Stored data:

--- --- ---

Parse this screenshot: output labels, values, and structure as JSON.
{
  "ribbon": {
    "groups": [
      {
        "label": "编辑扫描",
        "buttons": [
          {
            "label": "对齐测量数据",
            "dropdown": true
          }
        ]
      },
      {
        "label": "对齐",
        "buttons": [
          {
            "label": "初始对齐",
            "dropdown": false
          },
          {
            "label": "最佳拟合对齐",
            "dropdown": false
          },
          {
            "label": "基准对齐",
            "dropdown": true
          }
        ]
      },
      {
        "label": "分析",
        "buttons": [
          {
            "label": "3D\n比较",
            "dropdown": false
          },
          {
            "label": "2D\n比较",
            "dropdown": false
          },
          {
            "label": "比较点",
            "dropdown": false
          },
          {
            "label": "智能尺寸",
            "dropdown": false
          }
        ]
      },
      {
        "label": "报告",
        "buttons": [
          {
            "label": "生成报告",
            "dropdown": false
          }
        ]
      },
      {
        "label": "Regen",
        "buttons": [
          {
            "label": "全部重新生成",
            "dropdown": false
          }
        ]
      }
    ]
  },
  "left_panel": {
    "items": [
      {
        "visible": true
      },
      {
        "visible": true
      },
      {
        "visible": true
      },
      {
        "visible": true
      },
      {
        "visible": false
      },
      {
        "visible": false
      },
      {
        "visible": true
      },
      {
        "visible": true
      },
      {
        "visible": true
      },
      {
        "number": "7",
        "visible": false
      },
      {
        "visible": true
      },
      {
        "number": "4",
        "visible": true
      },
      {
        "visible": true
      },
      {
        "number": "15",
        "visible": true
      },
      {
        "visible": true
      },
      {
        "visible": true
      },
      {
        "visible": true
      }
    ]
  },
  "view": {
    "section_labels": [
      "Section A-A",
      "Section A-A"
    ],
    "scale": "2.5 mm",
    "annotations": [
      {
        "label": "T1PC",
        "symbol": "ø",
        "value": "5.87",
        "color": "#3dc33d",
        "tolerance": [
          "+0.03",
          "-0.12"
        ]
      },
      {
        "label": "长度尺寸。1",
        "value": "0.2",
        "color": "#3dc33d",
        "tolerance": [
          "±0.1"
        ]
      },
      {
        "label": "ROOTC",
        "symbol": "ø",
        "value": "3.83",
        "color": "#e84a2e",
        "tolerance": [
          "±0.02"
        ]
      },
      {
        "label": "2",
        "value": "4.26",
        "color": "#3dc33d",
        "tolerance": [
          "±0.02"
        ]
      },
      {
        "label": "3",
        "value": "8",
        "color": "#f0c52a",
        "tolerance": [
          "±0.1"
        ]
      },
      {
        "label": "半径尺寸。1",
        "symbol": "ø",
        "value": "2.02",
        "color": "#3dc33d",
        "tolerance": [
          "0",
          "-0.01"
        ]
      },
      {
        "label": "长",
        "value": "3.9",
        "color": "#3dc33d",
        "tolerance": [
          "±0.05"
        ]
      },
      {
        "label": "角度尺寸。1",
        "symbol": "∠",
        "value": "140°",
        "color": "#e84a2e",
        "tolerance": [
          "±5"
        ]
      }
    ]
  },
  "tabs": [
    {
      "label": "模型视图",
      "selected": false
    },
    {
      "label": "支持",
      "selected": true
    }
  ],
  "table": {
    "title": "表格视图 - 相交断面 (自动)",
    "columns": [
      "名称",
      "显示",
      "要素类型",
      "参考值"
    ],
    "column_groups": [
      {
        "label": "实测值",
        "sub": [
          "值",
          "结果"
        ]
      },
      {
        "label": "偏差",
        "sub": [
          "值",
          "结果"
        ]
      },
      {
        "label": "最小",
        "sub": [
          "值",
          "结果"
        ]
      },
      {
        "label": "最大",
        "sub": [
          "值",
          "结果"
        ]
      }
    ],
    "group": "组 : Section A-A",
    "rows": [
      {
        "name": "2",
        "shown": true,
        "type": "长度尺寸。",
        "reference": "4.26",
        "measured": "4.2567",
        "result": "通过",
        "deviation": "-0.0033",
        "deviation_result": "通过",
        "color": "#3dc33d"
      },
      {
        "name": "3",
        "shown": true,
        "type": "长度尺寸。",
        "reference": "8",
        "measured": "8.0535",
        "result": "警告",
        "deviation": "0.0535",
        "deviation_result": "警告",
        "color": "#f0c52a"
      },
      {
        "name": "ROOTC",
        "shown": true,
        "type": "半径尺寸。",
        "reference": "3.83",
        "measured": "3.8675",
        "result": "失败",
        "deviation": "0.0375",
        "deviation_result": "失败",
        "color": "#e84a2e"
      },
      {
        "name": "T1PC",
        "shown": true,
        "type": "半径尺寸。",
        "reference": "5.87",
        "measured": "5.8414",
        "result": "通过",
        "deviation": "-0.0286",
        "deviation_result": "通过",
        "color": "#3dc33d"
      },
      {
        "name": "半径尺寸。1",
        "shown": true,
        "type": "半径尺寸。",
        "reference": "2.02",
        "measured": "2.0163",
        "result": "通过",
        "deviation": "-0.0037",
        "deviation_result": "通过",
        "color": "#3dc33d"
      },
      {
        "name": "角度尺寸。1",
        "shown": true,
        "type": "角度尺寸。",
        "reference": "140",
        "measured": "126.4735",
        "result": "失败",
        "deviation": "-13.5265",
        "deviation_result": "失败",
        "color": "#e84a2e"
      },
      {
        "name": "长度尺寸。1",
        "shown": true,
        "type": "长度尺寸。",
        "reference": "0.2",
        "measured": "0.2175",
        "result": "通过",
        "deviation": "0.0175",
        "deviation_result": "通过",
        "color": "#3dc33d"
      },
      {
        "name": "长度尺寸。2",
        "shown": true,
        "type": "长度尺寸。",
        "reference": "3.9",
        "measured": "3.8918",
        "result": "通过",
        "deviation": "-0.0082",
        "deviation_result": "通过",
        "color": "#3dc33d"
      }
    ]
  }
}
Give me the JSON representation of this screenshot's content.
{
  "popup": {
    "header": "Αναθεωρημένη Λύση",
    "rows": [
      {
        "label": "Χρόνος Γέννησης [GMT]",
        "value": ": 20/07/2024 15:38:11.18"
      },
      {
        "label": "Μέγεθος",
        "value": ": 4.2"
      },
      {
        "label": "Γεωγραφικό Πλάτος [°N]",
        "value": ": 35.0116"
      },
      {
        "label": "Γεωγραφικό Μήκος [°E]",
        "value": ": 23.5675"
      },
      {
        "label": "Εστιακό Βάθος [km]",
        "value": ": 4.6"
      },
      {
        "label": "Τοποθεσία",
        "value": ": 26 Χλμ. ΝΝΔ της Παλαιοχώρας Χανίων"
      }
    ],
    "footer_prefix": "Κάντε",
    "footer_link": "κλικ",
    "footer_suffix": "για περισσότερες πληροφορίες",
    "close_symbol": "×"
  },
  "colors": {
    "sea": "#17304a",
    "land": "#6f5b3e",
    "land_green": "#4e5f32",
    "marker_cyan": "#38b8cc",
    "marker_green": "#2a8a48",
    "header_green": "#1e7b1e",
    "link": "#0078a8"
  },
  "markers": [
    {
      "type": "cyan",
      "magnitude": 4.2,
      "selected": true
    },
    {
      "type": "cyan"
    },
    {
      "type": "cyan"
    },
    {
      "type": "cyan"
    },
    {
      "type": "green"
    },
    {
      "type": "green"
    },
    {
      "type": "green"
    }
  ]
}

--- --- ---

* Required task *
Scan the material and collect every line that contains "this".

* Full output *
Parse this screenshot: output labels, values, and structure as JSON.
Give me the JSON representation of this screenshot's content.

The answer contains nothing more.